__WORK REQUEST 1__.
In the CTCSS passage, what name do Kenwood radios use for the feature?
__WORK REQUEST 2__.
From the CTCSS passage, return the stretch that begins at the words "Vendor Names" and stops after "manufacturers are compatible.", copied word for word.

Vendor Names
CTCSS is often called PL tone (for Private Line, a trademark of Motorola), or simply tone. General Electric's and Bendix King's implementation of CTCSS is called Channel Guard (or CG). Vintage RCA radios called their implementation Quiet Channel. Icom radios this feature C.Tone Kenwood radios call the feature Quiet Talk or QT. Johnson used "TG" for "ToneGuard", and later "CG" for "CallGuard". Zetron literature refers to "ToneLock", and Ritron, Inc. labels their implementations "Quiet Call" (QC) and "Digital Quiet Call" (DQC). There are many other company-specific names used by radio vendors to describe compatible options. Any CTCSS system that has compatible tones is interchangeable. Old and new radios with CTCSS and radios across manufacturers are compatible.
In amateur radio, the terms PL tone, PL and simply tone are used most commonly. Often, there is a distinction between the terms tone and tone squelch, in which the former refers to the use of transmitting a CTCSS tone while using standard carrier squelch on the receiver. Use of transmit-only CTCSS allows stations to communicate with repeaters and other stations using CTCSS while the link is marginal and the CTCSS tones may not be properly decoded. The term tone squelch most often includes tone and your radio will not only transmit a CTCSS tone to the distant station or repeater, but will squelch all incoming signals that do not also include the CTCSS tone. This is helpful in areas where multiple repeaters may be sharing the same output frequency but have different CTCSS tones, or where local interference is too strong for the front-end of your radio.

Entries contained in a dataset
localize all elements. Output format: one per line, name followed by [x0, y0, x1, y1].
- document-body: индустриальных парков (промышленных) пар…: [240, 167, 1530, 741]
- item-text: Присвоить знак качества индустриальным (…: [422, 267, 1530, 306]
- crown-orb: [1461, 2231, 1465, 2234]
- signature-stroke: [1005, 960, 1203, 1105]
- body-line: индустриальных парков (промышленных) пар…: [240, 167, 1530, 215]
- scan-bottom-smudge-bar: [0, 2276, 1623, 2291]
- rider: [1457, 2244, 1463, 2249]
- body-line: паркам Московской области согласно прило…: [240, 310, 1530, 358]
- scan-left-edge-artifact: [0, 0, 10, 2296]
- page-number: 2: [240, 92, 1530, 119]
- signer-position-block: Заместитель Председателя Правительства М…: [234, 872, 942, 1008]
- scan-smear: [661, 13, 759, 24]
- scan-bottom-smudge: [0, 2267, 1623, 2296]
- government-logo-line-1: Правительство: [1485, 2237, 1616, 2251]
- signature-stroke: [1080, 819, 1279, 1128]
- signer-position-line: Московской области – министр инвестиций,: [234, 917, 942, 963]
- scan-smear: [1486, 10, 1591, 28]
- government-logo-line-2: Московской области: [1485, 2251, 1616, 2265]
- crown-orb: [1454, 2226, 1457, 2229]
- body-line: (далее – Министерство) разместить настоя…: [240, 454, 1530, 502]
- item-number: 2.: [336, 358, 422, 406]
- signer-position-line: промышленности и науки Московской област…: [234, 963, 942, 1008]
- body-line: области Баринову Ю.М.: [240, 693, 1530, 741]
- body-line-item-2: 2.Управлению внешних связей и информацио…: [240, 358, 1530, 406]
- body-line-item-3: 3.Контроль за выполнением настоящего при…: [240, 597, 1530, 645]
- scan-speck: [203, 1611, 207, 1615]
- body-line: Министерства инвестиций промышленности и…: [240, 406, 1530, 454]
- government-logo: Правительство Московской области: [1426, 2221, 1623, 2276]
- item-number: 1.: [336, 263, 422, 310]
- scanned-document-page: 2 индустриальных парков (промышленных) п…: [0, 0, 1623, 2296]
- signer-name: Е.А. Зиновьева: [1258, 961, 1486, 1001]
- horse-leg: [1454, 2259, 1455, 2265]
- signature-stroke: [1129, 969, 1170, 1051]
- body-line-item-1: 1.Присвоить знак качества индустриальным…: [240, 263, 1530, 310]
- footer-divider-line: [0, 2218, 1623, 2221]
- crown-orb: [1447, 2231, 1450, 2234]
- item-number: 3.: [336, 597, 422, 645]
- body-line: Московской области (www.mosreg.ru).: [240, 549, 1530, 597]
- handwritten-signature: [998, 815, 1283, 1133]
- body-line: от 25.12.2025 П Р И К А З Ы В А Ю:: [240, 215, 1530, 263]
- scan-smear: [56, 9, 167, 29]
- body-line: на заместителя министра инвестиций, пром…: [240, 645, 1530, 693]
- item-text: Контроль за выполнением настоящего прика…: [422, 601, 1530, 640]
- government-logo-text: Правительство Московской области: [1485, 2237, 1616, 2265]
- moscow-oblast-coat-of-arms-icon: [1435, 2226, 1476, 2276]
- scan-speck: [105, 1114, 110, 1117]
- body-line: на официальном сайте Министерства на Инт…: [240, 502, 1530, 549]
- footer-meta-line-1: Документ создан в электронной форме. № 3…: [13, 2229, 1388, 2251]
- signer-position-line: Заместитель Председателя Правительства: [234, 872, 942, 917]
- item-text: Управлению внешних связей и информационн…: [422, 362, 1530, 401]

__EXPECTED OUTPUT 1__.
Quiet Talk, or QT.

__EXPECTED OUTPUT 2__.
Vendor Names
CTCSS is often called PL tone (for Private Line, a trademark of Motorola), or simply tone. General Electric's and Bendix King's implementation of CTCSS is called Channel Guard (or CG). Vintage RCA radios called their implementation Quiet Channel. Icom radios this feature C.Tone Kenwood radios call the feature Quiet Talk or QT. Johnson used "TG" for "ToneGuard", and later "CG" for "CallGuard". Zetron literature refers to "ToneLock", and Ritron, Inc. labels their implementations "Quiet Call" (QC) and "Digital Quiet Call" (DQC). There are many other company-specific names used by radio vendors to describe compatible options. Any CTCSS system that has compatible tones is interchangeable. Old and new radios with CTCSS and radios across manufacturers are compatible.